■ **TO DO**
Locate the word "numeric" in the entries below, then gather every line that holds it.

■ **SOURCE DATA**
○ ○ ○ ○

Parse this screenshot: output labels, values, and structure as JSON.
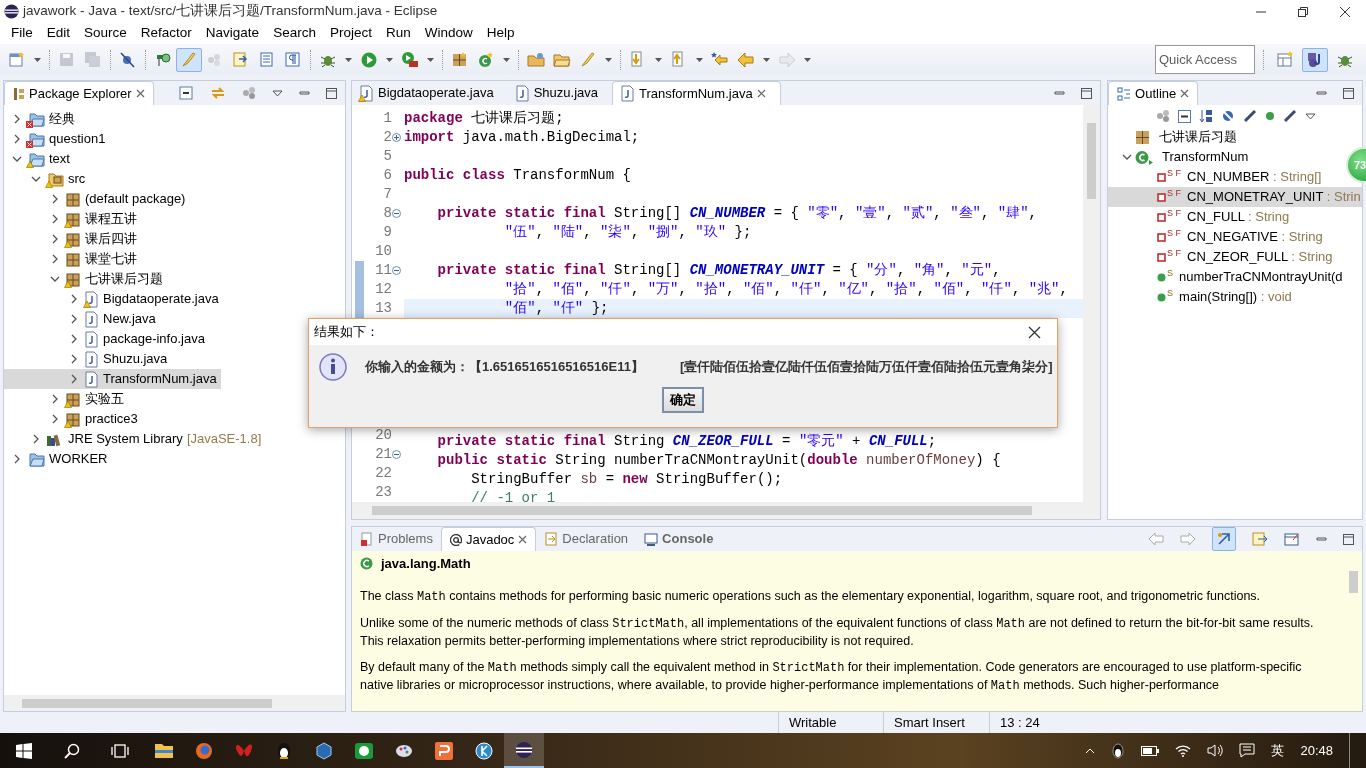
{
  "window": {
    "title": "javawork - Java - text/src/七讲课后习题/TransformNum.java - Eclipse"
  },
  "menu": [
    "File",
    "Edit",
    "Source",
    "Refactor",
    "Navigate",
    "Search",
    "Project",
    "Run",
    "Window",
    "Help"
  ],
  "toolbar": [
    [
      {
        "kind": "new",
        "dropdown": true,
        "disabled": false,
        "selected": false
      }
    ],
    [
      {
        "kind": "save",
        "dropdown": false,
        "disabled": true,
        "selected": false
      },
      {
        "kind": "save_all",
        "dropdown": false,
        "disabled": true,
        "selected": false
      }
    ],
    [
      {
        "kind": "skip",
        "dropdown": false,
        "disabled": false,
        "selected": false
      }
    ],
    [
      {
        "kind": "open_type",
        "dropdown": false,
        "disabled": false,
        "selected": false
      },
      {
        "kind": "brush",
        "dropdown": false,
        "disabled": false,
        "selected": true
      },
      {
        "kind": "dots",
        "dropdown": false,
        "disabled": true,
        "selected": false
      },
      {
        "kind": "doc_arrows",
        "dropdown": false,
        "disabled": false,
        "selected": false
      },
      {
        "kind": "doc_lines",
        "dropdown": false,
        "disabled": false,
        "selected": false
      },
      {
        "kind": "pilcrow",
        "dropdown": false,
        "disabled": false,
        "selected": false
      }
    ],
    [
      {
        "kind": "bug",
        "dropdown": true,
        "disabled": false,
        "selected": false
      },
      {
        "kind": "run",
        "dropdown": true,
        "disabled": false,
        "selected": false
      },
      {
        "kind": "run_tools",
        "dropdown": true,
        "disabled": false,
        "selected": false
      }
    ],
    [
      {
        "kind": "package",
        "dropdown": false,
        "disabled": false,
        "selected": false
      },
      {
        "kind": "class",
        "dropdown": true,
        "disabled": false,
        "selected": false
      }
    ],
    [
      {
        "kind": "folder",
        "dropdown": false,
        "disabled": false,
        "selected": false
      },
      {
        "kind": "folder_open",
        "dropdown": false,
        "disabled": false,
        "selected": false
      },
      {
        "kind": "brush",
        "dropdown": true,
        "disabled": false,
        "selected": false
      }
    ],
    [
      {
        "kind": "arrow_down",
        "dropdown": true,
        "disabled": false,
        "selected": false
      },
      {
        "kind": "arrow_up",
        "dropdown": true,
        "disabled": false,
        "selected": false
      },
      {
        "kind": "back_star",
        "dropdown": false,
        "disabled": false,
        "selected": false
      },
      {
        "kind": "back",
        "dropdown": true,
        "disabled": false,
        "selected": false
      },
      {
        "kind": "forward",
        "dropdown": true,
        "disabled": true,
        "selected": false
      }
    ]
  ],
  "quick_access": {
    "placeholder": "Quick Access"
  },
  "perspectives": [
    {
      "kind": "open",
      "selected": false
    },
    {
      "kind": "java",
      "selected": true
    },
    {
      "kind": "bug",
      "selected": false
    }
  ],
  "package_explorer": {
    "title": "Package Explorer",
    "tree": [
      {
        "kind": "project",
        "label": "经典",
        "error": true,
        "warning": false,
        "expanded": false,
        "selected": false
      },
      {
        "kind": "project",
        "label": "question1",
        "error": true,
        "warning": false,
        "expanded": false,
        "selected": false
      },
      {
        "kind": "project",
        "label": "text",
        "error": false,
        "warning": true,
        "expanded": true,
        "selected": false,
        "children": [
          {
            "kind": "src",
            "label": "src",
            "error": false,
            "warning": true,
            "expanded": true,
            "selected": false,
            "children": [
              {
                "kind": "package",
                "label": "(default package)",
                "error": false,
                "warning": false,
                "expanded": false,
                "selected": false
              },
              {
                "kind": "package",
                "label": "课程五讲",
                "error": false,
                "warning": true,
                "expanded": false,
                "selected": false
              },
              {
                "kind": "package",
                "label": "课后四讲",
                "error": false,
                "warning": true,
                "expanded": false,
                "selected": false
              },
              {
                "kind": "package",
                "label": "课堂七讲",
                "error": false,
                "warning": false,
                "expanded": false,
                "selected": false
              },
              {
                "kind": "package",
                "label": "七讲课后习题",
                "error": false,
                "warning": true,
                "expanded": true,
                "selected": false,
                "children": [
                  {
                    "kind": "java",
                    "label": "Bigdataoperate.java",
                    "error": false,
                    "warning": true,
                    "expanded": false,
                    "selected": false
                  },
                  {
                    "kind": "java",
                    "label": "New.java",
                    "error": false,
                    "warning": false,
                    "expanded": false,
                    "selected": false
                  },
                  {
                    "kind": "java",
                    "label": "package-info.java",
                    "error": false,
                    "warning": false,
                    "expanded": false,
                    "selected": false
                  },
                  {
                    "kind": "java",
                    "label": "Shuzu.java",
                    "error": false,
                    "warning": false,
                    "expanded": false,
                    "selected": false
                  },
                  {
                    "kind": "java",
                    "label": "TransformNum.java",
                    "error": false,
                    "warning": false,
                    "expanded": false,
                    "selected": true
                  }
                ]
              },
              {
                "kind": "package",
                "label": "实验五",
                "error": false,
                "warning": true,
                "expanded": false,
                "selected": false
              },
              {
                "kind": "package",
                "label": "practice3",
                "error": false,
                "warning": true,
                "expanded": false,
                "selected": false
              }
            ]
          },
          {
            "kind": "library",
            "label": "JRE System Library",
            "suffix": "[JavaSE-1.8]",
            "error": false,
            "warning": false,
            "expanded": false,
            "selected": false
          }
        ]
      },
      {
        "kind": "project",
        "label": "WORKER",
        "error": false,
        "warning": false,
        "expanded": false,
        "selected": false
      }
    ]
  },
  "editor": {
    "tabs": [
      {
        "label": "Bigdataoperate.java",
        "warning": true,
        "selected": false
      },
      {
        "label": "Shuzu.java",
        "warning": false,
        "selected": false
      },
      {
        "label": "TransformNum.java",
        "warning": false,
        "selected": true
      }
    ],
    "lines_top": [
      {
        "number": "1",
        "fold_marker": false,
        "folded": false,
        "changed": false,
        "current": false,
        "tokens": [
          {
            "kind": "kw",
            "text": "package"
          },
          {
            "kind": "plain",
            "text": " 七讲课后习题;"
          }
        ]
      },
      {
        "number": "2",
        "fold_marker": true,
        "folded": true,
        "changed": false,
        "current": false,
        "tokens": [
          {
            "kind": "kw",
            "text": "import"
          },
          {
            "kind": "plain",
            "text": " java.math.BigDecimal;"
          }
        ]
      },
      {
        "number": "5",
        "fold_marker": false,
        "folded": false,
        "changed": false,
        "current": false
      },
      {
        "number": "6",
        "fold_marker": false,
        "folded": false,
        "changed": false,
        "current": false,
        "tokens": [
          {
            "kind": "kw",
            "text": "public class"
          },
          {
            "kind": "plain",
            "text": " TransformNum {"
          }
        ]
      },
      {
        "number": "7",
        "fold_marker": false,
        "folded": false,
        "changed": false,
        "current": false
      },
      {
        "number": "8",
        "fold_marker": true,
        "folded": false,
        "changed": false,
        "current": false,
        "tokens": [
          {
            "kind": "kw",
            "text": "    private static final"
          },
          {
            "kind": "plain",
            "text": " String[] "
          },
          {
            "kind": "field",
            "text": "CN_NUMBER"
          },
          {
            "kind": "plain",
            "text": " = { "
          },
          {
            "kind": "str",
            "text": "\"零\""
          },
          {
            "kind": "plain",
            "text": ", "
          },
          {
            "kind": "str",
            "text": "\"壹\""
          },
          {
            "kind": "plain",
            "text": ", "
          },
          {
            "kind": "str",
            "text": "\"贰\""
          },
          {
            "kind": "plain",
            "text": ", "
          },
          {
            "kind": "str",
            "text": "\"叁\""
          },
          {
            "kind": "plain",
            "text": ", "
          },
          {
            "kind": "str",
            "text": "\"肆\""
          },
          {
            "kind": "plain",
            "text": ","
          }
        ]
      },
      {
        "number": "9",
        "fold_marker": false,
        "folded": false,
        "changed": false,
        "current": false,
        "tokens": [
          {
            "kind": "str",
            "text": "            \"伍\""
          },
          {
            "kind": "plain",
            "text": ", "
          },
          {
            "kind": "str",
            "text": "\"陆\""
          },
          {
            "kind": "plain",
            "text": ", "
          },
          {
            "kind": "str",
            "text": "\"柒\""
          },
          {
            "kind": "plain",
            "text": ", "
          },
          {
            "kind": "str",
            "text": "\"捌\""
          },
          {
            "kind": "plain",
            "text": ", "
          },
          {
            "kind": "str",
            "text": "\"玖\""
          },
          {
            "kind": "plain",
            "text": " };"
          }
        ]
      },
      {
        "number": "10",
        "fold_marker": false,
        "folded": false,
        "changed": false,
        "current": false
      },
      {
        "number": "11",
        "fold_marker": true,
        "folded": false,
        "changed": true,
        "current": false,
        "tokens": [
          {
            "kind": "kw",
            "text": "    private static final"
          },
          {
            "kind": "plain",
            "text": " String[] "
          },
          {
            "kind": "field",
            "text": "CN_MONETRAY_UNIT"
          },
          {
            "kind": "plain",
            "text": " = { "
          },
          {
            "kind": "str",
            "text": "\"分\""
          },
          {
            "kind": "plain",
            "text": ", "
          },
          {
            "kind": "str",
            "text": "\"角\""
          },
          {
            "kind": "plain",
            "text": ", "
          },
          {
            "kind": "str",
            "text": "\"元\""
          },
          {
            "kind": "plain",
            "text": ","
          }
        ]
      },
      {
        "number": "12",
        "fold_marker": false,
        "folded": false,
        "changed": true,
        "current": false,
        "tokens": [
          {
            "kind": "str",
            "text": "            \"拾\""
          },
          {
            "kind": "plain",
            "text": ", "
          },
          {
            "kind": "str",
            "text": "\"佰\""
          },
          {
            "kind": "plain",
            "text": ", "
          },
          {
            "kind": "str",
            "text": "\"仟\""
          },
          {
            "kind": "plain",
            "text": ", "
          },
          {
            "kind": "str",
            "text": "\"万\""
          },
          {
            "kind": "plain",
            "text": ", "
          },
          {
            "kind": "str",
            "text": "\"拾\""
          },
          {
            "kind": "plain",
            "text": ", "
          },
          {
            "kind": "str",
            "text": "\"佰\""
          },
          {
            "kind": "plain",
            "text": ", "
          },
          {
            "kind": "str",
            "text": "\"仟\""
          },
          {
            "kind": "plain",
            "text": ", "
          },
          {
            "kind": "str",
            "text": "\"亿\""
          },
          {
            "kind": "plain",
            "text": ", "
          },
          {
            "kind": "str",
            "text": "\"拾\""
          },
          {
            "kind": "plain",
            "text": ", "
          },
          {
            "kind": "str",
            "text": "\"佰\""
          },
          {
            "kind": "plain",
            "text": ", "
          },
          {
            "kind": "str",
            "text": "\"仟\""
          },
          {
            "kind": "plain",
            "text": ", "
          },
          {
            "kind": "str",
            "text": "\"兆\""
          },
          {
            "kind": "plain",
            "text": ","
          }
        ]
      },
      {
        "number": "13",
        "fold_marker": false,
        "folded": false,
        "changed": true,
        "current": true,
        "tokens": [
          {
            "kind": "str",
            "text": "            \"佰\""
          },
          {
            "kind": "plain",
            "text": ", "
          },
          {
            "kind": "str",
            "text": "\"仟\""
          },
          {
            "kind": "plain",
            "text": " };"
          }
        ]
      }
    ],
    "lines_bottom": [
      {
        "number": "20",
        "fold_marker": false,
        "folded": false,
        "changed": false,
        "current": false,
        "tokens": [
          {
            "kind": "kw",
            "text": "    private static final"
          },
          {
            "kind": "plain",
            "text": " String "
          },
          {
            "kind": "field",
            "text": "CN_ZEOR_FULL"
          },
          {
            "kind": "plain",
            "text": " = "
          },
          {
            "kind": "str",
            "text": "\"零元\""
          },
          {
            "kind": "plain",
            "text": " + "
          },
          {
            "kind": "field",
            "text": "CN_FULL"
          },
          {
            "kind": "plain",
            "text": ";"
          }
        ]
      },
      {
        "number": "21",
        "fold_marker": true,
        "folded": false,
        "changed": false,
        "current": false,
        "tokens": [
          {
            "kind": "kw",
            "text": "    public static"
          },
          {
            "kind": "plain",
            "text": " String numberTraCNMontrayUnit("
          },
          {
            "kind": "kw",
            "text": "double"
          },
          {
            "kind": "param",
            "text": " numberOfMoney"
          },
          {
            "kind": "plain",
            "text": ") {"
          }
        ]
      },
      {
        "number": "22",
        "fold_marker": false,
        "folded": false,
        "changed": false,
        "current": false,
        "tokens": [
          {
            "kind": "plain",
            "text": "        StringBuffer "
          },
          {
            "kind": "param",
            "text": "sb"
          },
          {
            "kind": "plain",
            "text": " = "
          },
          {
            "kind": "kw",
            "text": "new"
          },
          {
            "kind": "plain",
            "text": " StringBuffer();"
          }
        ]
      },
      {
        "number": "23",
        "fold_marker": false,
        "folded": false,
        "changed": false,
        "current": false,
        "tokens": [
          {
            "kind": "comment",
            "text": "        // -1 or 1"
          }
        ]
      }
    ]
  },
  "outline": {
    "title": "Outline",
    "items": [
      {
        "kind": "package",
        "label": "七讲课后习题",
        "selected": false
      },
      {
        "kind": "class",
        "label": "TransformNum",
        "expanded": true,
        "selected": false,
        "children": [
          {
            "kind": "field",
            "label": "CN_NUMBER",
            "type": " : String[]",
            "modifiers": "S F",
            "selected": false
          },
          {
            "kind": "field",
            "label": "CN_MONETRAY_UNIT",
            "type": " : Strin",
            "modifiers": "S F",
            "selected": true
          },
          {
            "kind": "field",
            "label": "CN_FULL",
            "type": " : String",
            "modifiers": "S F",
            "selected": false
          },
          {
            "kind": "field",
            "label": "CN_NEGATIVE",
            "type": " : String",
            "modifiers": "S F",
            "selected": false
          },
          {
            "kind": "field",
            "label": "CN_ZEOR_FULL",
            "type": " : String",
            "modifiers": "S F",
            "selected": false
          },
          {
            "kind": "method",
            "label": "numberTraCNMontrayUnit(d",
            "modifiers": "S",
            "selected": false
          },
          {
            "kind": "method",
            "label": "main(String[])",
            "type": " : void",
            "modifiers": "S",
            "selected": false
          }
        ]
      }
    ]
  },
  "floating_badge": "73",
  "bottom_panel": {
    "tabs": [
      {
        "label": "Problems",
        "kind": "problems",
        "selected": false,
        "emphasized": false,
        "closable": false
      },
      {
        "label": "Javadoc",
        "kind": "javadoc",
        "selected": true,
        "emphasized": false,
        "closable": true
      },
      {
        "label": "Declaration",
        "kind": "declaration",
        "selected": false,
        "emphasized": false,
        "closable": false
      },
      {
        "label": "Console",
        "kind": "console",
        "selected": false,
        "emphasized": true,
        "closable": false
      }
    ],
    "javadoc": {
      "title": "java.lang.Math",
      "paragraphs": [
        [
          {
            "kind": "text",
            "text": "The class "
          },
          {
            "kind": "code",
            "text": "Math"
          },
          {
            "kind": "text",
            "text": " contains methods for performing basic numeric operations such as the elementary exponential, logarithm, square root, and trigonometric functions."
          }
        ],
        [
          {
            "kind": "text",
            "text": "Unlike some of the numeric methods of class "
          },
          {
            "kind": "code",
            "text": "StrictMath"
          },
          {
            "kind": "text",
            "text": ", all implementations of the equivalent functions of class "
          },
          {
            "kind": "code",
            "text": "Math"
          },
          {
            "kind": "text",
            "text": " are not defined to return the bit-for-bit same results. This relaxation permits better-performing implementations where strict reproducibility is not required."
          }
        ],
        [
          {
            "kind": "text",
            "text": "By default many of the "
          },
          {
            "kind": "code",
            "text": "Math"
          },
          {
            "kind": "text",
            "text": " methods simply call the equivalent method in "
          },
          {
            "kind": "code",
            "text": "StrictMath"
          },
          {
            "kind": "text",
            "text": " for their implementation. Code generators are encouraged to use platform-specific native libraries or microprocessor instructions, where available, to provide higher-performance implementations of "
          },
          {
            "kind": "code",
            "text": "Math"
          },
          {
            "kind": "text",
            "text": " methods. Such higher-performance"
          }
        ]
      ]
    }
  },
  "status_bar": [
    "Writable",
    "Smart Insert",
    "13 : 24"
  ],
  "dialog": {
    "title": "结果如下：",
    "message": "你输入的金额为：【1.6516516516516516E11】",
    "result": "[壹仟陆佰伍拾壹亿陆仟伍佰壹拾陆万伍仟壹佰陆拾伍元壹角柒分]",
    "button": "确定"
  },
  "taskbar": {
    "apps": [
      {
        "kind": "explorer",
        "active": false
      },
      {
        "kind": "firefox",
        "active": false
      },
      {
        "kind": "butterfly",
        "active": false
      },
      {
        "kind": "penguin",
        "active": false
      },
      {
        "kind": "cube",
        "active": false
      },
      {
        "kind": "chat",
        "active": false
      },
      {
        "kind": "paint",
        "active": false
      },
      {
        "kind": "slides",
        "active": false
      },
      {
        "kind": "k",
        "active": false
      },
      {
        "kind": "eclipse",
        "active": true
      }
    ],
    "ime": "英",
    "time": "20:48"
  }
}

○ ○ ○ ○

■ **OUTPUT OF THE EXERCISE**
            "text": " contains methods for performing basic numeric operations such as the elementary exponential, logarithm, square root, and trigonometric functions."
            "text": "Unlike some of the numeric methods of class "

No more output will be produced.